-- START Available data --

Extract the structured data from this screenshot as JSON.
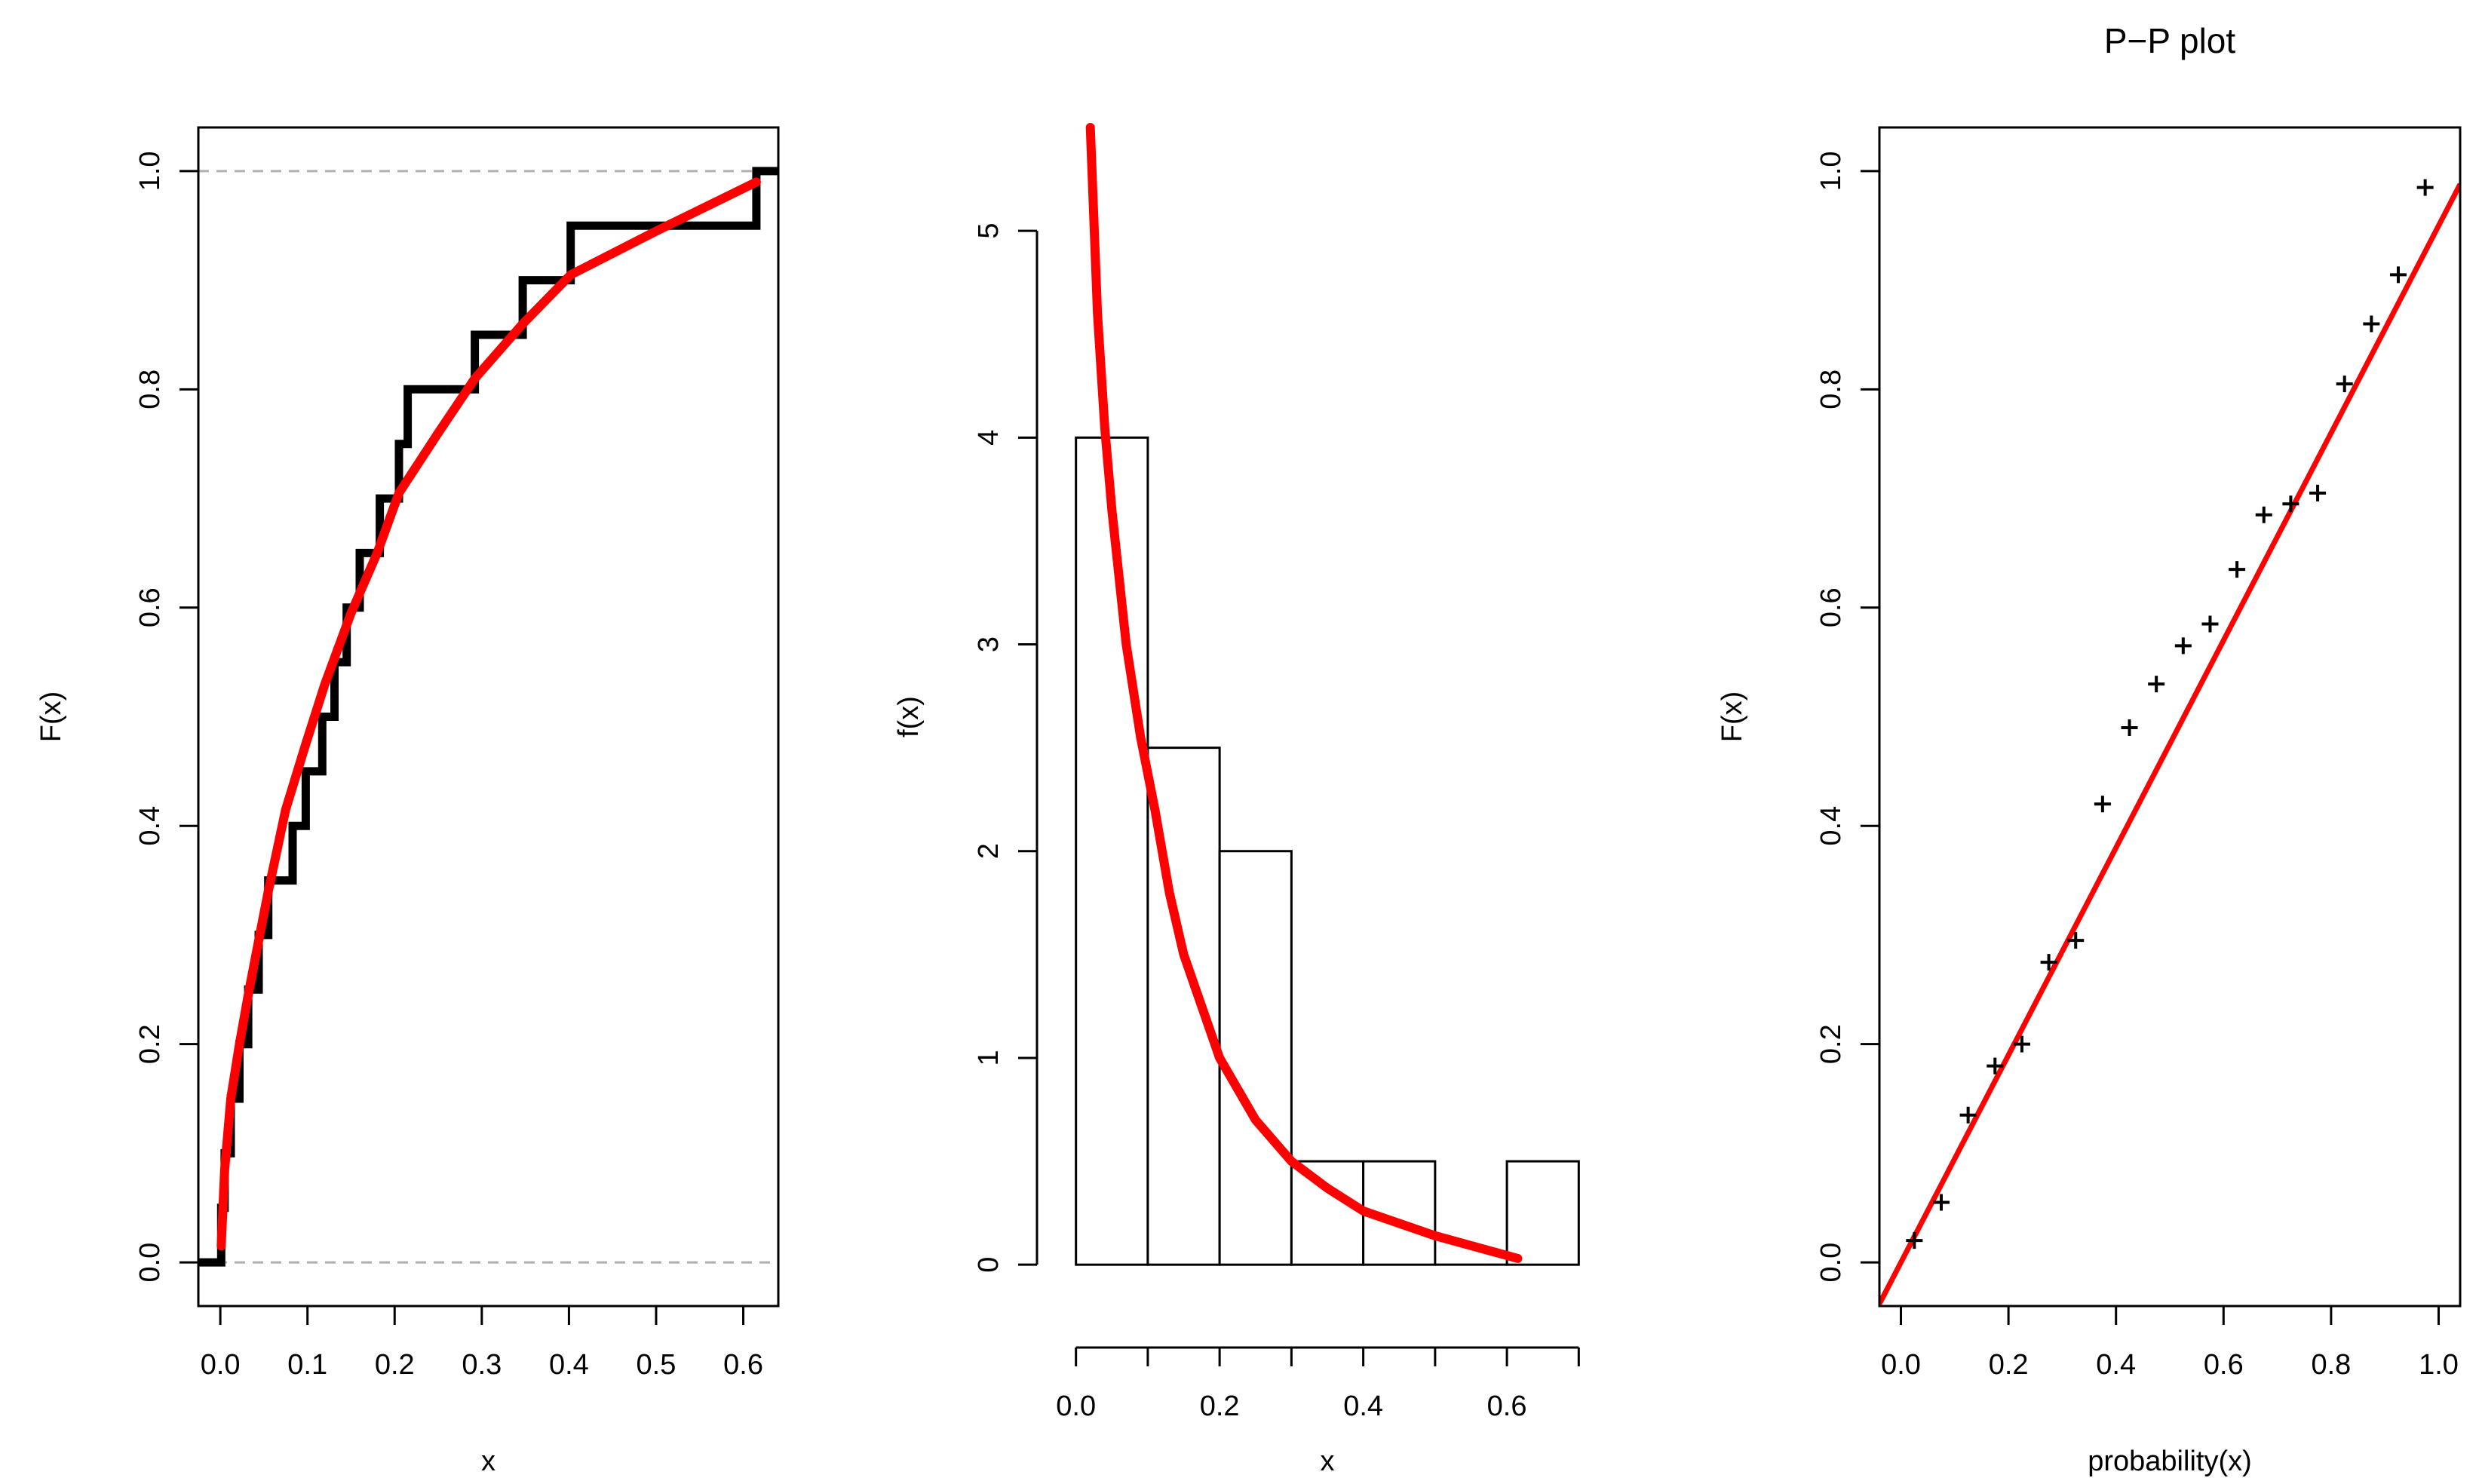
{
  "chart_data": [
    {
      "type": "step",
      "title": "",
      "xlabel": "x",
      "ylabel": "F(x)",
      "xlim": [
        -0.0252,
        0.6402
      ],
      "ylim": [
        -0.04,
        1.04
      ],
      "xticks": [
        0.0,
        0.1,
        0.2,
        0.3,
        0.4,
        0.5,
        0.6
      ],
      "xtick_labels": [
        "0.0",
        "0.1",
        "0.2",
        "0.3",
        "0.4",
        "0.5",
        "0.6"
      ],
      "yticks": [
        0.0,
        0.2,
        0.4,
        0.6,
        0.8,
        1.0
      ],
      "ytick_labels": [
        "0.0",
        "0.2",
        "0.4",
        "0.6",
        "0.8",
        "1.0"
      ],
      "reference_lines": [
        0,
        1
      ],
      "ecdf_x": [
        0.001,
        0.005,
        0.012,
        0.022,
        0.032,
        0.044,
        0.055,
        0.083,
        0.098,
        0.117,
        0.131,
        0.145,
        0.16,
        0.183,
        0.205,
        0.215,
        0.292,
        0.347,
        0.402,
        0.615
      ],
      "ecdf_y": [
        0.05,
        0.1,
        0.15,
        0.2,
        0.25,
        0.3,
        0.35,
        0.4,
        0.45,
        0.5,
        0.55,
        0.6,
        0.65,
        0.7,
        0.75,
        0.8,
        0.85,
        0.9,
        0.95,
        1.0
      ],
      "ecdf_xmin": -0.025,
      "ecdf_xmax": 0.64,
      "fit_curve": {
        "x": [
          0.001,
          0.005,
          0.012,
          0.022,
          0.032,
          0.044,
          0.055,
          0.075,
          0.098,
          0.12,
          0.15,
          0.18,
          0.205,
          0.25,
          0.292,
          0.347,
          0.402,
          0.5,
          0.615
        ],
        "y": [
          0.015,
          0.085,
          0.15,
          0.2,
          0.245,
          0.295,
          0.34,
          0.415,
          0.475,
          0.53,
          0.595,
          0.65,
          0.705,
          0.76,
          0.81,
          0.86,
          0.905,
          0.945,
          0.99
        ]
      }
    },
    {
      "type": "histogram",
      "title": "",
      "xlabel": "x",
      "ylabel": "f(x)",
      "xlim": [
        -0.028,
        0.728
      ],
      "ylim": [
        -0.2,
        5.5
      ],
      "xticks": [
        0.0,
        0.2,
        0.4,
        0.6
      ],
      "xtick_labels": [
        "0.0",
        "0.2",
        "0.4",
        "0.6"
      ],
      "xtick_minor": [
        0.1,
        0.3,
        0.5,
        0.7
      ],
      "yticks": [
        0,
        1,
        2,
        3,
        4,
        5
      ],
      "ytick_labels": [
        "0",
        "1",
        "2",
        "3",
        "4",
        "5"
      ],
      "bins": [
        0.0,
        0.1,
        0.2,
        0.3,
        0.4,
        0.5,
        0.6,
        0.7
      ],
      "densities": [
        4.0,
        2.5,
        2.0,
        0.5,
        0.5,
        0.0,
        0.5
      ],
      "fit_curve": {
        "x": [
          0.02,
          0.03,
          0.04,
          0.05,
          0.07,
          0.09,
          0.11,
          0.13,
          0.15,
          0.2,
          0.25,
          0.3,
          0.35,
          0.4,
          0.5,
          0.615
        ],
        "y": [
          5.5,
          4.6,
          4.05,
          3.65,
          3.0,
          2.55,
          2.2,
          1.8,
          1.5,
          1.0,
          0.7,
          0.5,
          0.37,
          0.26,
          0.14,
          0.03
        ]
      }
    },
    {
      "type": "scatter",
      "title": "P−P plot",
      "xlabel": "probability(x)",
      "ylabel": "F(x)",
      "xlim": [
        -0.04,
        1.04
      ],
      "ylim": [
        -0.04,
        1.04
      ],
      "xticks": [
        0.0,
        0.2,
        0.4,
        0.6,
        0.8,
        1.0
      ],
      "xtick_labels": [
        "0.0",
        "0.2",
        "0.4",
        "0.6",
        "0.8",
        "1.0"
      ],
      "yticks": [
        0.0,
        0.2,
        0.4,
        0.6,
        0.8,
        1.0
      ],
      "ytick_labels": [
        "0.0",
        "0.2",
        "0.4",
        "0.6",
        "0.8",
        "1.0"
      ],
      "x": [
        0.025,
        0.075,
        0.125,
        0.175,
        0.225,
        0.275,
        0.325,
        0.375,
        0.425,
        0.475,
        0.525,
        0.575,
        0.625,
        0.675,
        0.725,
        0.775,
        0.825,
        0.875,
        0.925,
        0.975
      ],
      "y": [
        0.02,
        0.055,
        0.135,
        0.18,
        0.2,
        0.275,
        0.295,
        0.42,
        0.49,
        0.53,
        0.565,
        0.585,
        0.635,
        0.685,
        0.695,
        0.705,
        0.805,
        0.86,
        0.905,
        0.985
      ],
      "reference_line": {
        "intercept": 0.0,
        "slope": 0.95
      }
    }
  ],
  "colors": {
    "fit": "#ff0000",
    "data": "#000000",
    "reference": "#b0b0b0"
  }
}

-- END Available data --

### Set task
Output every entry exactly as given; pictures are not part of the copy.

### Completed task
Extract the structured data from this screenshot as JSON.
{
  "chart_data": [
    {
      "type": "step",
      "title": "",
      "xlabel": "x",
      "ylabel": "F(x)",
      "xlim": [
        -0.0252,
        0.6402
      ],
      "ylim": [
        -0.04,
        1.04
      ],
      "xticks": [
        0.0,
        0.1,
        0.2,
        0.3,
        0.4,
        0.5,
        0.6
      ],
      "xtick_labels": [
        "0.0",
        "0.1",
        "0.2",
        "0.3",
        "0.4",
        "0.5",
        "0.6"
      ],
      "yticks": [
        0.0,
        0.2,
        0.4,
        0.6,
        0.8,
        1.0
      ],
      "ytick_labels": [
        "0.0",
        "0.2",
        "0.4",
        "0.6",
        "0.8",
        "1.0"
      ],
      "reference_lines": [
        0,
        1
      ],
      "ecdf_x": [
        0.001,
        0.005,
        0.012,
        0.022,
        0.032,
        0.044,
        0.055,
        0.083,
        0.098,
        0.117,
        0.131,
        0.145,
        0.16,
        0.183,
        0.205,
        0.215,
        0.292,
        0.347,
        0.402,
        0.615
      ],
      "ecdf_y": [
        0.05,
        0.1,
        0.15,
        0.2,
        0.25,
        0.3,
        0.35,
        0.4,
        0.45,
        0.5,
        0.55,
        0.6,
        0.65,
        0.7,
        0.75,
        0.8,
        0.85,
        0.9,
        0.95,
        1.0
      ],
      "ecdf_xmin": -0.025,
      "ecdf_xmax": 0.64,
      "fit_curve": {
        "x": [
          0.001,
          0.005,
          0.012,
          0.022,
          0.032,
          0.044,
          0.055,
          0.075,
          0.098,
          0.12,
          0.15,
          0.18,
          0.205,
          0.25,
          0.292,
          0.347,
          0.402,
          0.5,
          0.615
        ],
        "y": [
          0.015,
          0.085,
          0.15,
          0.2,
          0.245,
          0.295,
          0.34,
          0.415,
          0.475,
          0.53,
          0.595,
          0.65,
          0.705,
          0.76,
          0.81,
          0.86,
          0.905,
          0.945,
          0.99
        ]
      }
    },
    {
      "type": "histogram",
      "title": "",
      "xlabel": "x",
      "ylabel": "f(x)",
      "xlim": [
        -0.028,
        0.728
      ],
      "ylim": [
        -0.2,
        5.5
      ],
      "xticks": [
        0.0,
        0.2,
        0.4,
        0.6
      ],
      "xtick_labels": [
        "0.0",
        "0.2",
        "0.4",
        "0.6"
      ],
      "xtick_minor": [
        0.1,
        0.3,
        0.5,
        0.7
      ],
      "yticks": [
        0,
        1,
        2,
        3,
        4,
        5
      ],
      "ytick_labels": [
        "0",
        "1",
        "2",
        "3",
        "4",
        "5"
      ],
      "bins": [
        0.0,
        0.1,
        0.2,
        0.3,
        0.4,
        0.5,
        0.6,
        0.7
      ],
      "densities": [
        4.0,
        2.5,
        2.0,
        0.5,
        0.5,
        0.0,
        0.5
      ],
      "fit_curve": {
        "x": [
          0.02,
          0.03,
          0.04,
          0.05,
          0.07,
          0.09,
          0.11,
          0.13,
          0.15,
          0.2,
          0.25,
          0.3,
          0.35,
          0.4,
          0.5,
          0.615
        ],
        "y": [
          5.5,
          4.6,
          4.05,
          3.65,
          3.0,
          2.55,
          2.2,
          1.8,
          1.5,
          1.0,
          0.7,
          0.5,
          0.37,
          0.26,
          0.14,
          0.03
        ]
      }
    },
    {
      "type": "scatter",
      "title": "P−P plot",
      "xlabel": "probability(x)",
      "ylabel": "F(x)",
      "xlim": [
        -0.04,
        1.04
      ],
      "ylim": [
        -0.04,
        1.04
      ],
      "xticks": [
        0.0,
        0.2,
        0.4,
        0.6,
        0.8,
        1.0
      ],
      "xtick_labels": [
        "0.0",
        "0.2",
        "0.4",
        "0.6",
        "0.8",
        "1.0"
      ],
      "yticks": [
        0.0,
        0.2,
        0.4,
        0.6,
        0.8,
        1.0
      ],
      "ytick_labels": [
        "0.0",
        "0.2",
        "0.4",
        "0.6",
        "0.8",
        "1.0"
      ],
      "x": [
        0.025,
        0.075,
        0.125,
        0.175,
        0.225,
        0.275,
        0.325,
        0.375,
        0.425,
        0.475,
        0.525,
        0.575,
        0.625,
        0.675,
        0.725,
        0.775,
        0.825,
        0.875,
        0.925,
        0.975
      ],
      "y": [
        0.02,
        0.055,
        0.135,
        0.18,
        0.2,
        0.275,
        0.295,
        0.42,
        0.49,
        0.53,
        0.565,
        0.585,
        0.635,
        0.685,
        0.695,
        0.705,
        0.805,
        0.86,
        0.905,
        0.985
      ],
      "reference_line": {
        "intercept": 0.0,
        "slope": 0.95
      }
    }
  ],
  "colors": {
    "fit": "#ff0000",
    "data": "#000000",
    "reference": "#b0b0b0"
  }
}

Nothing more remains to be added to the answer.